[Stored data]
---

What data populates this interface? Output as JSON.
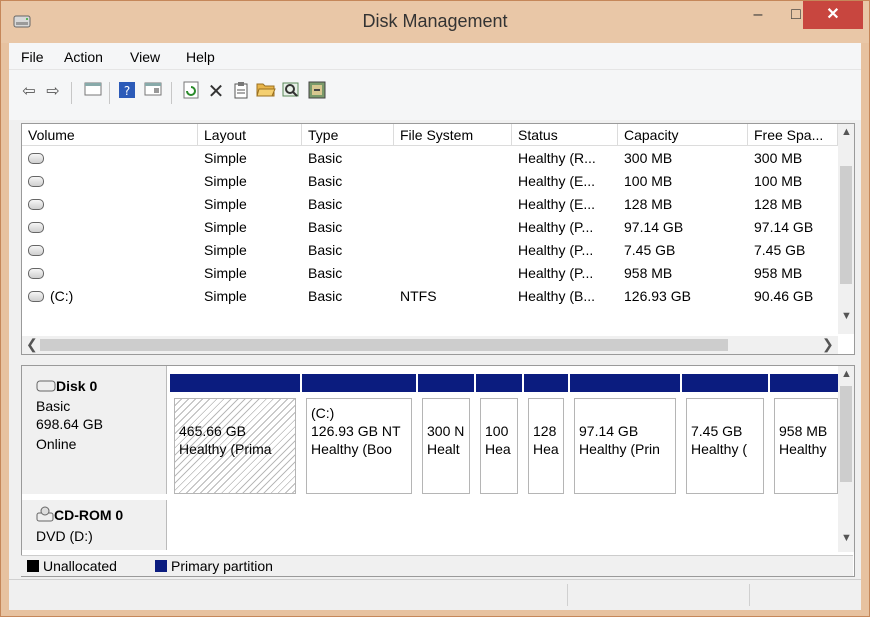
{
  "window": {
    "title": "Disk Management",
    "controls": {
      "minimize": "–",
      "maximize": "□",
      "close": "✕"
    }
  },
  "menu": [
    "File",
    "Action",
    "View",
    "Help"
  ],
  "toolbar": [
    "back-arrow-icon",
    "forward-arrow-icon",
    "console-tree-icon",
    "help-icon",
    "show-pane-icon",
    "refresh-icon",
    "delete-icon",
    "properties-icon",
    "open-folder-icon",
    "search-icon",
    "rescan-disks-icon"
  ],
  "volume_table": {
    "headers": [
      "Volume",
      "Layout",
      "Type",
      "File System",
      "Status",
      "Capacity",
      "Free Spa..."
    ],
    "rows": [
      [
        "",
        "Simple",
        "Basic",
        "",
        "Healthy (R...",
        "300 MB",
        "300 MB"
      ],
      [
        "",
        "Simple",
        "Basic",
        "",
        "Healthy (E...",
        "100 MB",
        "100 MB"
      ],
      [
        "",
        "Simple",
        "Basic",
        "",
        "Healthy (E...",
        "128 MB",
        "128 MB"
      ],
      [
        "",
        "Simple",
        "Basic",
        "",
        "Healthy (P...",
        "97.14 GB",
        "97.14 GB"
      ],
      [
        "",
        "Simple",
        "Basic",
        "",
        "Healthy (P...",
        "7.45 GB",
        "7.45 GB"
      ],
      [
        "",
        "Simple",
        "Basic",
        "",
        "Healthy (P...",
        "958 MB",
        "958 MB"
      ],
      [
        "(C:)",
        "Simple",
        "Basic",
        "NTFS",
        "Healthy (B...",
        "126.93 GB",
        "90.46 GB"
      ]
    ]
  },
  "disk0": {
    "name": "Disk 0",
    "type": "Basic",
    "size": "698.64 GB",
    "state": "Online",
    "partitions": [
      {
        "label": "",
        "size": "465.66 GB",
        "status": "Healthy (Prima",
        "hatched": true
      },
      {
        "label": "(C:)",
        "size": "126.93 GB NT",
        "status": "Healthy (Boo",
        "hatched": false
      },
      {
        "label": "",
        "size": "300 N",
        "status": "Healt",
        "hatched": false
      },
      {
        "label": "",
        "size": "100",
        "status": "Hea",
        "hatched": false
      },
      {
        "label": "",
        "size": "128",
        "status": "Hea",
        "hatched": false
      },
      {
        "label": "",
        "size": "97.14 GB",
        "status": "Healthy (Prin",
        "hatched": false
      },
      {
        "label": "",
        "size": "7.45 GB",
        "status": "Healthy (",
        "hatched": false
      },
      {
        "label": "",
        "size": "958 MB",
        "status": "Healthy",
        "hatched": false
      }
    ]
  },
  "cdrom0": {
    "name": "CD-ROM 0",
    "type": "DVD (D:)"
  },
  "legend": {
    "unallocated": "Unallocated",
    "primary": "Primary partition",
    "unallocated_color": "#000000",
    "primary_color": "#0b1c7f"
  }
}
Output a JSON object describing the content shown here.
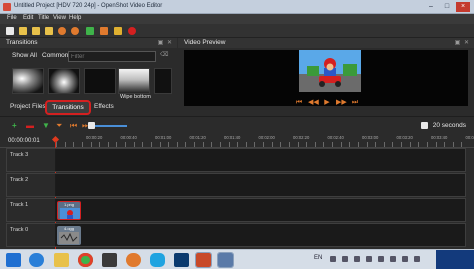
{
  "window": {
    "title": "Untitled Project [HDV 720 24p] - OpenShot Video Editor",
    "controls": {
      "minimize": "–",
      "maximize": "□",
      "close": "×"
    }
  },
  "menu": [
    "File",
    "Edit",
    "Title",
    "View",
    "Help"
  ],
  "toolbar": {
    "icons": [
      "new-project-icon",
      "open-project-icon",
      "save-project-icon",
      "save-as-icon",
      "undo-icon",
      "redo-icon",
      "import-files-icon",
      "profile-icon",
      "fullscreen-icon",
      "export-video-icon"
    ]
  },
  "transitions_panel": {
    "title": "Transitions",
    "filters": {
      "show_all": "Show All",
      "common": "Common"
    },
    "filter_placeholder": "Filter",
    "items": [
      {
        "label": ""
      },
      {
        "label": ""
      },
      {
        "label": ""
      },
      {
        "label": "Wipe bottom"
      },
      {
        "label": ""
      }
    ]
  },
  "tabs": {
    "project_files": "Project Files",
    "transitions": "Transitions",
    "effects": "Effects",
    "active": "transitions"
  },
  "video_preview": {
    "title": "Video Preview",
    "controls": [
      "jump-to-start",
      "rewind",
      "play",
      "fast-forward",
      "jump-to-end"
    ]
  },
  "timeline": {
    "zoom_label": "20 seconds",
    "zoom_level": 0.05,
    "current_time": "00:00:00:01",
    "ruler_labels": [
      "00:00:20",
      "00:00:40",
      "00:01:00",
      "00:01:20",
      "00:01:40",
      "00:02:00",
      "00:02:20",
      "00:02:40",
      "00:03:00",
      "00:03:20",
      "00:03:40",
      "00:04:00"
    ],
    "tracks": [
      {
        "name": "Track 3",
        "clip": null
      },
      {
        "name": "Track 2",
        "clip": null
      },
      {
        "name": "Track 1",
        "clip": "1.png",
        "highlighted": true
      },
      {
        "name": "Track 0",
        "clip": "4.ogg",
        "highlighted": false
      }
    ]
  },
  "taskbar": {
    "apps": [
      "start-icon",
      "internet-explorer-icon",
      "file-explorer-icon",
      "chrome-icon",
      "media-player-icon",
      "firefox-icon",
      "skype-icon",
      "photoshop-icon",
      "powerpoint-icon",
      "openshot-icon"
    ],
    "tray": {
      "language": "EN"
    }
  },
  "colors": {
    "accent_highlight": "#d42020",
    "timeline_controls": "#e07a2e",
    "playhead": "#d02a1a",
    "clip": "#5b6e86",
    "taskbar": "#d5dde7"
  }
}
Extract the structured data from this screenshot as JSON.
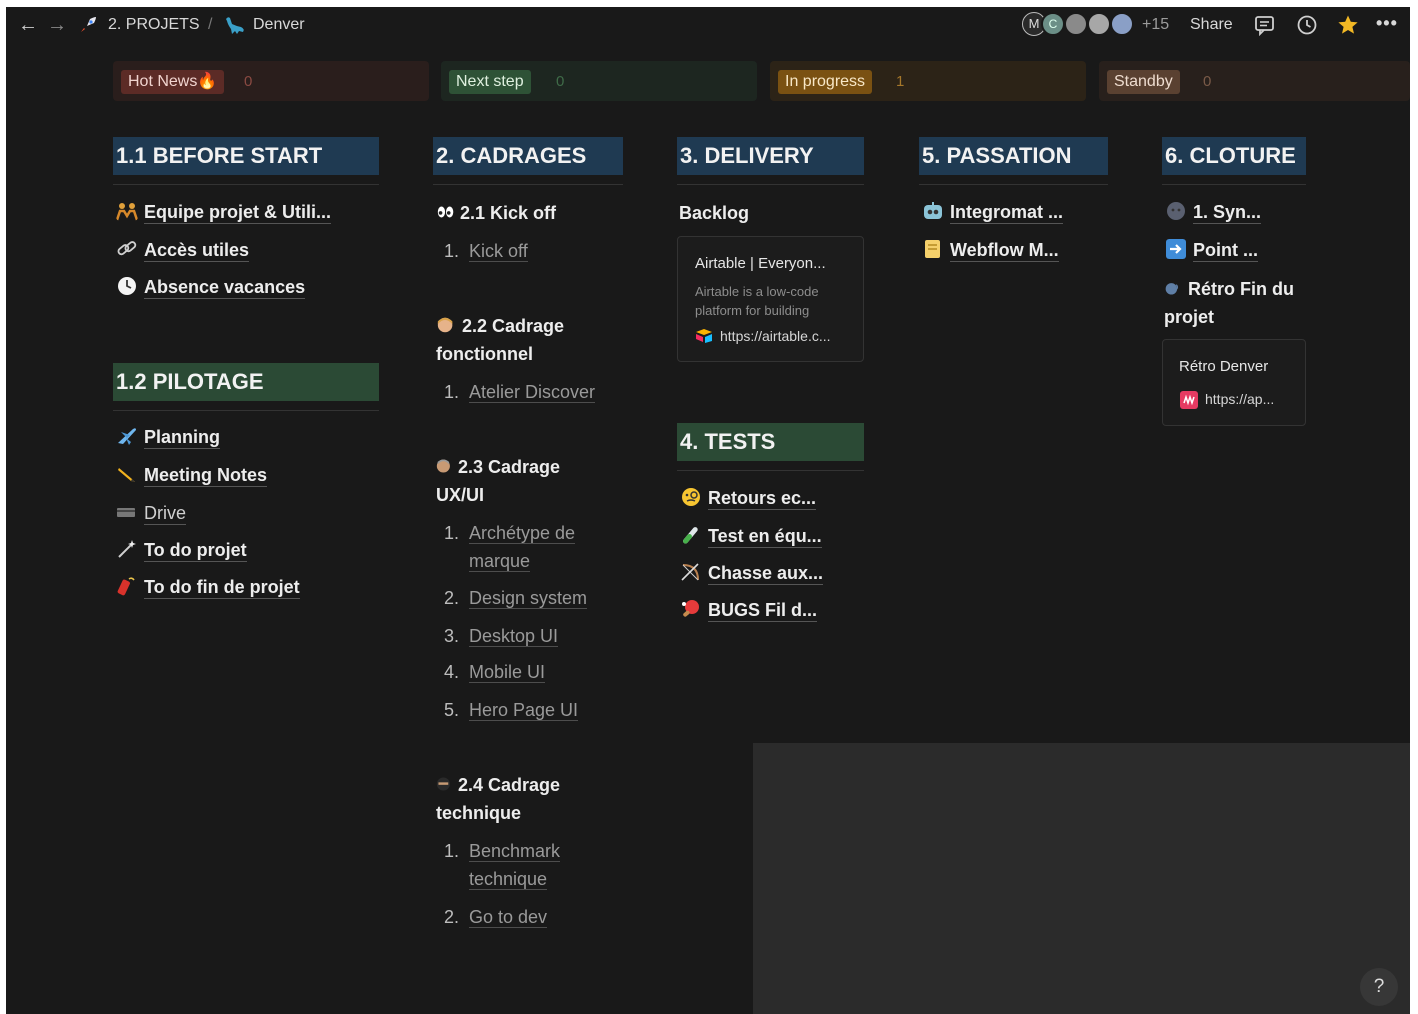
{
  "topbar": {
    "back_icon": "arrow-left-icon",
    "forward_icon": "arrow-right-icon",
    "breadcrumb": [
      {
        "icon": "rocket-emoji",
        "label": "2. PROJETS"
      },
      {
        "icon": "dinosaur-emoji",
        "label": "Denver"
      }
    ],
    "separator": "/",
    "avatars": [
      {
        "initial": "M"
      },
      {
        "initial": "C"
      },
      {
        "initial": ""
      },
      {
        "initial": ""
      },
      {
        "initial": ""
      }
    ],
    "more_members": "+15",
    "share_label": "Share",
    "icons": [
      "comments-icon",
      "history-clock-icon",
      "favorite-star-icon",
      "more-dots-icon"
    ],
    "more_label": "•••"
  },
  "statuses": [
    {
      "label": "Hot News🔥",
      "count": "0",
      "bg": "#3a2422",
      "tag_bg": "#5c2b26",
      "tag_color": "#f1d4cf",
      "count_color": "#8a4a42"
    },
    {
      "label": "Next step",
      "count": "0",
      "bg": "#1f2a22",
      "tag_bg": "#2e5236",
      "tag_color": "#dff0df",
      "count_color": "#3f6b48"
    },
    {
      "label": "In progress",
      "count": "1",
      "bg": "#352818",
      "tag_bg": "#7a5112",
      "tag_color": "#f8e7c6",
      "count_color": "#a5772a"
    },
    {
      "label": "Standby",
      "count": "0",
      "bg": "#2e2420",
      "tag_bg": "#5a4131",
      "tag_color": "#eedccf",
      "count_color": "#7a5a48"
    }
  ],
  "sections": {
    "before_start": {
      "title": "1.1 BEFORE START",
      "links": [
        {
          "emoji": "people-emoji",
          "label": "Equipe projet & Utili..."
        },
        {
          "emoji": "link-emoji",
          "label": "Accès utiles"
        },
        {
          "emoji": "clock-emoji",
          "label": "Absence vacances"
        }
      ]
    },
    "pilotage": {
      "title": "1.2 PILOTAGE",
      "links": [
        {
          "emoji": "airplane-emoji",
          "label": "Planning"
        },
        {
          "emoji": "pencil-emoji",
          "label": "Meeting Notes"
        },
        {
          "emoji": "card-emoji",
          "label": "Drive"
        },
        {
          "emoji": "wand-emoji",
          "label": "To do projet"
        },
        {
          "emoji": "firecracker-emoji",
          "label": "To do fin de projet"
        }
      ]
    },
    "cadrages": {
      "title": "2. CADRAGES",
      "groups": [
        {
          "emoji": "eyes-emoji",
          "title": "2.1 Kick off",
          "items": [
            {
              "n": "1.",
              "label": "Kick off"
            }
          ]
        },
        {
          "emoji": "person-emoji",
          "title_l1": "2.2 Cadrage",
          "title_l2": "fonctionnel",
          "items": [
            {
              "n": "1.",
              "label": "Atelier Discover"
            }
          ]
        },
        {
          "emoji": "face-emoji",
          "title_l1": "2.3 Cadrage",
          "title_l2": "UX/UI",
          "items": [
            {
              "n": "1.",
              "label_l1": "Archétype de",
              "label_l2": "marque"
            },
            {
              "n": "2.",
              "label": "Design system"
            },
            {
              "n": "3.",
              "label": "Desktop UI"
            },
            {
              "n": "4.",
              "label": "Mobile UI"
            },
            {
              "n": "5.",
              "label": "Hero Page UI"
            }
          ]
        },
        {
          "emoji": "ninja-emoji",
          "title_l1": "2.4 Cadrage",
          "title_l2": "technique",
          "items": [
            {
              "n": "1.",
              "label_l1": "Benchmark",
              "label_l2": "technique"
            },
            {
              "n": "2.",
              "label": "Go to dev"
            }
          ]
        }
      ]
    },
    "delivery": {
      "title": "3. DELIVERY",
      "backlog_label": "Backlog",
      "card": {
        "title": "Airtable | Everyon...",
        "desc_l1": "Airtable is a low-code",
        "desc_l2": "platform for building",
        "url": "https://airtable.c..."
      }
    },
    "tests": {
      "title": "4. TESTS",
      "links": [
        {
          "emoji": "monocle-emoji",
          "label": "Retours ec..."
        },
        {
          "emoji": "test-tube-emoji",
          "label": "Test en équ..."
        },
        {
          "emoji": "bow-emoji",
          "label": "Chasse aux..."
        },
        {
          "emoji": "ping-pong-emoji",
          "label": "BUGS Fil d..."
        }
      ]
    },
    "passation": {
      "title": "5. PASSATION",
      "links": [
        {
          "emoji": "robot-emoji",
          "label": "Integromat ..."
        },
        {
          "emoji": "note-emoji",
          "label": "Webflow M..."
        }
      ]
    },
    "cloture": {
      "title": "6. CLOTURE",
      "links": [
        {
          "emoji": "new-moon-emoji",
          "label": "1. Syn..."
        },
        {
          "emoji": "right-arrow-emoji",
          "label": "Point ..."
        }
      ],
      "retro_title_l1": "Rétro Fin du",
      "retro_title_l2": "projet",
      "card": {
        "title": "Rétro Denver",
        "url": "https://ap..."
      }
    }
  },
  "help_label": "?"
}
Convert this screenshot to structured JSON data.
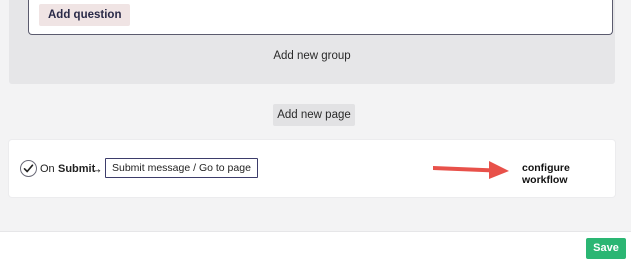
{
  "form": {
    "add_question_label": "Add question",
    "add_group_label": "Add new group",
    "add_page_label": "Add new page"
  },
  "workflow": {
    "checked": true,
    "on_label": "On",
    "event_label": "Submit",
    "arrow": "→",
    "action_label": "Submit message / Go to page",
    "configure_label": "configure workflow",
    "annotation_arrow_color": "#e8514a",
    "check_icon": "checkmark-icon"
  },
  "footer": {
    "save_label": "Save",
    "save_color": "#2bb673"
  }
}
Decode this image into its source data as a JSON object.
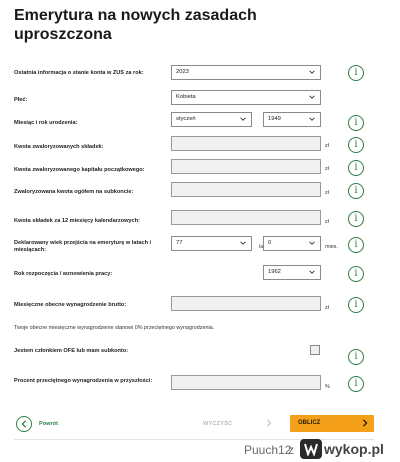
{
  "page": {
    "title": "Emerytura na nowych zasadach uproszczona"
  },
  "form": {
    "zus_year": {
      "label": "Ostatnia informacja o stanie konta w ZUS za rok:",
      "value": "2023"
    },
    "sex": {
      "label": "Płeć:",
      "value": "Kobieta"
    },
    "birth": {
      "label": "Miesiąc i rok urodzenia:",
      "month": "styczeń",
      "year": "1949"
    },
    "contributions": {
      "label": "Kwota zwaloryzowanych składek:",
      "unit": "zł"
    },
    "initial_capital": {
      "label": "Kwota zwaloryzowanego kapitału początkowego:",
      "unit": "zł"
    },
    "subaccount": {
      "label": "Zwaloryzowana kwota ogółem na subkoncie:",
      "unit": "zł"
    },
    "last_12_months": {
      "label": "Kwota składek za 12 miesięcy kalendarzowych:",
      "unit": "zł"
    },
    "retirement_age": {
      "label": "Deklarowany wiek przejścia na emeryturę w latach i miesiącach:",
      "years": "77",
      "years_unit": "lat",
      "months": "0",
      "months_unit": "mies."
    },
    "start_year": {
      "label": "Rok rozpoczęcia / wznowienia pracy:",
      "value": "1962"
    },
    "gross_salary": {
      "label": "Miesięczne obecne wynagrodzenie brutto:",
      "unit": "zł"
    },
    "salary_note": "Twoje obecne miesięczne wynagrodzenie stanowi 0% przeciętnego wynagrodzenia.",
    "ofe": {
      "label": "Jestem członkiem OFE lub mam subkonto:"
    },
    "future_percent": {
      "label": "Procent przeciętnego wynagrodzenia w przyszłości:",
      "unit": "%"
    }
  },
  "footer": {
    "back_label": "Powrót",
    "clear_label": "WYCZYŚĆ",
    "calculate_label": "OBLICZ"
  },
  "watermark": {
    "user": "Puuch12",
    "connector": "z",
    "site": "wykop.pl"
  },
  "icons": {
    "info_glyph": "i"
  },
  "colors": {
    "accent_green": "#2f7d43",
    "button_orange": "#f5a01a"
  }
}
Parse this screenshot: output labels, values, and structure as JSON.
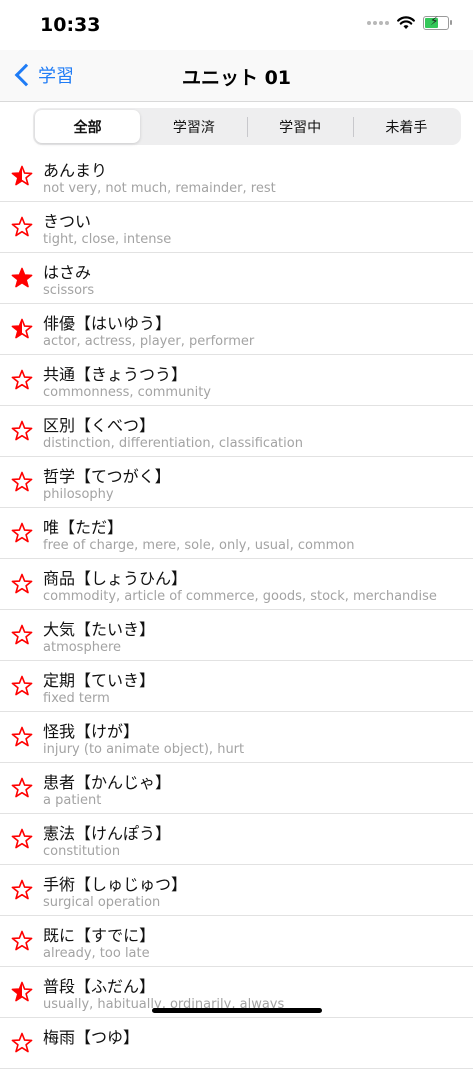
{
  "status": {
    "time": "10:33"
  },
  "nav": {
    "back_label": "学習",
    "title": "ユニット 01"
  },
  "segments": [
    "全部",
    "学習済",
    "学習中",
    "未着手"
  ],
  "colors": {
    "accent": "#1f7cf6",
    "star": "#ff0000",
    "battery": "#34c759"
  },
  "battery_level": 0.55,
  "items": [
    {
      "word": "あんまり",
      "meaning": "not very, not much, remainder, rest",
      "star": "half"
    },
    {
      "word": "きつい",
      "meaning": "tight, close, intense",
      "star": "empty"
    },
    {
      "word": "はさみ",
      "meaning": "scissors",
      "star": "full"
    },
    {
      "word": "俳優【はいゆう】",
      "meaning": "actor, actress, player, performer",
      "star": "half"
    },
    {
      "word": "共通【きょうつう】",
      "meaning": "commonness, community",
      "star": "empty"
    },
    {
      "word": "区別【くべつ】",
      "meaning": "distinction, differentiation, classification",
      "star": "empty"
    },
    {
      "word": "哲学【てつがく】",
      "meaning": "philosophy",
      "star": "empty"
    },
    {
      "word": "唯【ただ】",
      "meaning": "free of charge, mere, sole, only, usual, common",
      "star": "empty"
    },
    {
      "word": "商品【しょうひん】",
      "meaning": "commodity, article of commerce, goods, stock, merchandise",
      "star": "empty"
    },
    {
      "word": "大気【たいき】",
      "meaning": "atmosphere",
      "star": "empty"
    },
    {
      "word": "定期【ていき】",
      "meaning": "fixed term",
      "star": "empty"
    },
    {
      "word": "怪我【けが】",
      "meaning": "injury (to animate object), hurt",
      "star": "empty"
    },
    {
      "word": "患者【かんじゃ】",
      "meaning": "a patient",
      "star": "empty"
    },
    {
      "word": "憲法【けんぽう】",
      "meaning": "constitution",
      "star": "empty"
    },
    {
      "word": "手術【しゅじゅつ】",
      "meaning": "surgical operation",
      "star": "empty"
    },
    {
      "word": "既に【すでに】",
      "meaning": "already, too late",
      "star": "empty"
    },
    {
      "word": "普段【ふだん】",
      "meaning": "usually, habitually, ordinarily, always",
      "star": "half"
    },
    {
      "word": "梅雨【つゆ】",
      "meaning": "",
      "star": "empty"
    }
  ]
}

---

▶ _Short task_:
Count every line in the data that contains the word "JSON", then give that count and nothing else.

▶ _Solution for this task_:
6